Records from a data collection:
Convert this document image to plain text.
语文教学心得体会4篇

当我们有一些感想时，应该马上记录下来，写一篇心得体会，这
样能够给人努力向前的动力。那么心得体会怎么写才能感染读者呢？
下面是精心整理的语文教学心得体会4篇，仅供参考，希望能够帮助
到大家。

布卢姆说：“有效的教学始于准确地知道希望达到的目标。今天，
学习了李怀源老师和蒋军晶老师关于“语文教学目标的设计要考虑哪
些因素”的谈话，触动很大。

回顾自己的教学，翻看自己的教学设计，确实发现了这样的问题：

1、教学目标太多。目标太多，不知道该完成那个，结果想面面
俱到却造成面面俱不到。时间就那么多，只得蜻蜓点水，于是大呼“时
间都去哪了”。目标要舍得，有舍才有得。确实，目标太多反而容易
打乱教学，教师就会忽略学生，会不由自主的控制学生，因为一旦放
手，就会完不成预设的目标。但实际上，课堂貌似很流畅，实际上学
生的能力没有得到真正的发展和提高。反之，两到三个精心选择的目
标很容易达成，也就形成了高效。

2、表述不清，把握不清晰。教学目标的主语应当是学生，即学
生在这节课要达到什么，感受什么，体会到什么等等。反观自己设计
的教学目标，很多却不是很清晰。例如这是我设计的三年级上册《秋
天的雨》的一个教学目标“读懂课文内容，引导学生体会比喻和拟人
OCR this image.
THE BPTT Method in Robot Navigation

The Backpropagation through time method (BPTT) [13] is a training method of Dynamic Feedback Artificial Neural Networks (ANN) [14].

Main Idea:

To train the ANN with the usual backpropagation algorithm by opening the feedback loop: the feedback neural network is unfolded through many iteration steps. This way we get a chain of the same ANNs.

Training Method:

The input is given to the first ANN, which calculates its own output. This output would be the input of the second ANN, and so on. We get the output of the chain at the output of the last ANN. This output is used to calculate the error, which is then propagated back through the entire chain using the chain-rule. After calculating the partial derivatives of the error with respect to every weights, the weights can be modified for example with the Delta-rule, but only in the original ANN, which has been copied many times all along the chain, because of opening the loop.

→ **Given exercise**: Extract the entries above verbatim.

→ **Answer to this exercise**:
Convert this document image to plain text.
语文教学心得体会4篇

当我们有一些感想时，应该马上记录下来，写一篇心得体会，这
样能够给人努力向前的动力。那么心得体会怎么写才能感染读者呢？
下面是精心整理的语文教学心得体会4篇，仅供参考，希望能够帮助
到大家。

布卢姆说：“有效的教学始于准确地知道希望达到的目标。今天，
学习了李怀源老师和蒋军晶老师关于“语文教学目标的设计要考虑哪
些因素”的谈话，触动很大。

回顾自己的教学，翻看自己的教学设计，确实发现了这样的问题：

1、教学目标太多。目标太多，不知道该完成那个，结果想面面
俱到却造成面面俱不到。时间就那么多，只得蜻蜓点水，于是大呼“时
间都去哪了”。目标要舍得，有舍才有得。确实，目标太多反而容易
打乱教学，教师就会忽略学生，会不由自主的控制学生，因为一旦放
手，就会完不成预设的目标。但实际上，课堂貌似很流畅，实际上学
生的能力没有得到真正的发展和提高。反之，两到三个精心选择的目
标很容易达成，也就形成了高效。

2、表述不清，把握不清晰。教学目标的主语应当是学生，即学
生在这节课要达到什么，感受什么，体会到什么等等。反观自己设计
的教学目标，很多却不是很清晰。例如这是我设计的三年级上册《秋
天的雨》的一个教学目标“读懂课文内容，引导学生体会比喻和拟人
OCR this image.
THE BPTT Method in Robot Navigation

The Backpropagation through time method (BPTT) [13] is a training method of Dynamic Feedback Artificial Neural Networks (ANN) [14].

Main Idea:

To train the ANN with the usual backpropagation algorithm by opening the feedback loop: the feedback neural network is unfolded through many iteration steps. This way we get a chain of the same ANNs.

Training Method:

The input is given to the first ANN, which calculates its own output. This output would be the input of the second ANN, and so on. We get the output of the chain at the output of the last ANN. This output is used to calculate the error, which is then propagated back through the entire chain using the chain-rule. After calculating the partial derivatives of the error with respect to every weights, the weights can be modified for example with the Delta-rule, but only in the original ANN, which has been copied many times all along the chain, because of opening the loop.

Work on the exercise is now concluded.